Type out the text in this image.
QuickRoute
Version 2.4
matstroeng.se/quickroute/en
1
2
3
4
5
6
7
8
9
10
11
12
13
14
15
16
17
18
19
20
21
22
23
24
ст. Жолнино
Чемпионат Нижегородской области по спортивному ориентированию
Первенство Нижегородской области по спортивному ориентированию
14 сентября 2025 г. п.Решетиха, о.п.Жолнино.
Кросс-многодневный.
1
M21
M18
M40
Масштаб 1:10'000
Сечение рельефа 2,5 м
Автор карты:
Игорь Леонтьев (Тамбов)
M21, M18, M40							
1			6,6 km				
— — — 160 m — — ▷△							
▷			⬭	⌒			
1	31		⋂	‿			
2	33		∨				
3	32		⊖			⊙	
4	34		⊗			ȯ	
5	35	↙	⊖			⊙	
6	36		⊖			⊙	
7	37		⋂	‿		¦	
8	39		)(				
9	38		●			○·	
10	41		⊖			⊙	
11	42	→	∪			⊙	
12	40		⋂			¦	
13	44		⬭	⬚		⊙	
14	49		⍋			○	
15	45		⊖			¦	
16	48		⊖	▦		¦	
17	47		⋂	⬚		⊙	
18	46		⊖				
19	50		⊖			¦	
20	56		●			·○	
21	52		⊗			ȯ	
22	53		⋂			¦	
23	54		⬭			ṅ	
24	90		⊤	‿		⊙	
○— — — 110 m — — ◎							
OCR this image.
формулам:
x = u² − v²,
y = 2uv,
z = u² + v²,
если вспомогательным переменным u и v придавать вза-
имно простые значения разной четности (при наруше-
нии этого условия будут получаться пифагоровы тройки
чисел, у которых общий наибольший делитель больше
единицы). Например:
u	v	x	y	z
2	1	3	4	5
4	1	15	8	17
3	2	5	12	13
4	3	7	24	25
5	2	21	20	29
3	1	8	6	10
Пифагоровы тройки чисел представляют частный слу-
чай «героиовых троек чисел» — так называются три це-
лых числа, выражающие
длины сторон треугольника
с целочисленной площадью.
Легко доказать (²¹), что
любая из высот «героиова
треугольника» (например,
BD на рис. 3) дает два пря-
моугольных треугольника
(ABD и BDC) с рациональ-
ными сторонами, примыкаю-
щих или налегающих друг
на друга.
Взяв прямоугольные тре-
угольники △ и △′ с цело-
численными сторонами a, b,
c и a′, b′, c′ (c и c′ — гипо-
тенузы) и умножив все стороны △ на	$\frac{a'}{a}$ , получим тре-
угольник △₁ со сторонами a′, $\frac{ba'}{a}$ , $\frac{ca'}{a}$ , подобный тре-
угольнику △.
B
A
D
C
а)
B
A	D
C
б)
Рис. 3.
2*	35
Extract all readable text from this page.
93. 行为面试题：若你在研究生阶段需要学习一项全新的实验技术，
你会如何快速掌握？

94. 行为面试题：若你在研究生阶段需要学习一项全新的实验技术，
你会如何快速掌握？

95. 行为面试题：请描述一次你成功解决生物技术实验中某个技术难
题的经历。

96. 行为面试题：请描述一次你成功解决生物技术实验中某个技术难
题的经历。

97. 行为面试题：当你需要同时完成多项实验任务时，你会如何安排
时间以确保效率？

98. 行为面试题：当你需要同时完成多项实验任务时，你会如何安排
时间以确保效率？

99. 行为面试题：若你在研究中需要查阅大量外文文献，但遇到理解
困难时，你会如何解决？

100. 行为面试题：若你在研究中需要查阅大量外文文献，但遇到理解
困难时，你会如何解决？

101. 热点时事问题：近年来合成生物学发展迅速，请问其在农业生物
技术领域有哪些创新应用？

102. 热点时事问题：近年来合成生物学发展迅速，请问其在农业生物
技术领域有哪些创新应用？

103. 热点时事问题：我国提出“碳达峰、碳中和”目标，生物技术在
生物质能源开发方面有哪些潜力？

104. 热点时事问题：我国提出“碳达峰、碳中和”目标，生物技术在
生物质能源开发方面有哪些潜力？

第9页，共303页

------------------------------------

Task details: Give the entries again in full, exactly as they are written.

Written solution:
Type out the text in this image.
QuickRoute
Version 2.4
matstroeng.se/quickroute/en
1
2
3
4
5
6
7
8
9
10
11
12
13
14
15
16
17
18
19
20
21
22
23
24
ст. Жолнино
Чемпионат Нижегородской области по спортивному ориентированию
Первенство Нижегородской области по спортивному ориентированию
14 сентября 2025 г. п.Решетиха, о.п.Жолнино.
Кросс-многодневный.
1
M21
M18
M40
Масштаб 1:10'000
Сечение рельефа 2,5 м
Автор карты:
Игорь Леонтьев (Тамбов)
M21, M18, M40							
1			6,6 km				
— — — 160 m — — ▷△							
▷			⬭	⌒			
1	31		⋂	‿			
2	33		∨				
3	32		⊖			⊙	
4	34		⊗			ȯ	
5	35	↙	⊖			⊙	
6	36		⊖			⊙	
7	37		⋂	‿		¦	
8	39		)(				
9	38		●			○·	
10	41		⊖			⊙	
11	42	→	∪			⊙	
12	40		⋂			¦	
13	44		⬭	⬚		⊙	
14	49		⍋			○	
15	45		⊖			¦	
16	48		⊖	▦		¦	
17	47		⋂	⬚		⊙	
18	46		⊖				
19	50		⊖			¦	
20	56		●			·○	
21	52		⊗			ȯ	
22	53		⋂			¦	
23	54		⬭			ṅ	
24	90		⊤	‿		⊙	
○— — — 110 m — — ◎							
OCR this image.
формулам:
x = u² − v²,
y = 2uv,
z = u² + v²,
если вспомогательным переменным u и v придавать вза-
имно простые значения разной четности (при наруше-
нии этого условия будут получаться пифагоровы тройки
чисел, у которых общий наибольший делитель больше
единицы). Например:
u	v	x	y	z
2	1	3	4	5
4	1	15	8	17
3	2	5	12	13
4	3	7	24	25
5	2	21	20	29
3	1	8	6	10
Пифагоровы тройки чисел представляют частный слу-
чай «героиовых троек чисел» — так называются три це-
лых числа, выражающие
длины сторон треугольника
с целочисленной площадью.
Легко доказать (²¹), что
любая из высот «героиова
треугольника» (например,
BD на рис. 3) дает два пря-
моугольных треугольника
(ABD и BDC) с рациональ-
ными сторонами, примыкаю-
щих или налегающих друг
на друга.
Взяв прямоугольные тре-
угольники △ и △′ с цело-
численными сторонами a, b,
c и a′, b′, c′ (c и c′ — гипо-
тенузы) и умножив все стороны △ на	$\frac{a'}{a}$ , получим тре-
угольник △₁ со сторонами a′, $\frac{ba'}{a}$ , $\frac{ca'}{a}$ , подобный тре-
угольнику △.
B
A
D
C
а)
B
A	D
C
б)
Рис. 3.
2*	35
Extract all readable text from this page.
93. 行为面试题：若你在研究生阶段需要学习一项全新的实验技术，
你会如何快速掌握？

94. 行为面试题：若你在研究生阶段需要学习一项全新的实验技术，
你会如何快速掌握？

95. 行为面试题：请描述一次你成功解决生物技术实验中某个技术难
题的经历。

96. 行为面试题：请描述一次你成功解决生物技术实验中某个技术难
题的经历。

97. 行为面试题：当你需要同时完成多项实验任务时，你会如何安排
时间以确保效率？

98. 行为面试题：当你需要同时完成多项实验任务时，你会如何安排
时间以确保效率？

99. 行为面试题：若你在研究中需要查阅大量外文文献，但遇到理解
困难时，你会如何解决？

100. 行为面试题：若你在研究中需要查阅大量外文文献，但遇到理解
困难时，你会如何解决？

101. 热点时事问题：近年来合成生物学发展迅速，请问其在农业生物
技术领域有哪些创新应用？

102. 热点时事问题：近年来合成生物学发展迅速，请问其在农业生物
技术领域有哪些创新应用？

103. 热点时事问题：我国提出“碳达峰、碳中和”目标，生物技术在
生物质能源开发方面有哪些潜力？

104. 热点时事问题：我国提出“碳达峰、碳中和”目标，生物技术在
生物质能源开发方面有哪些潜力？

第9页，共303页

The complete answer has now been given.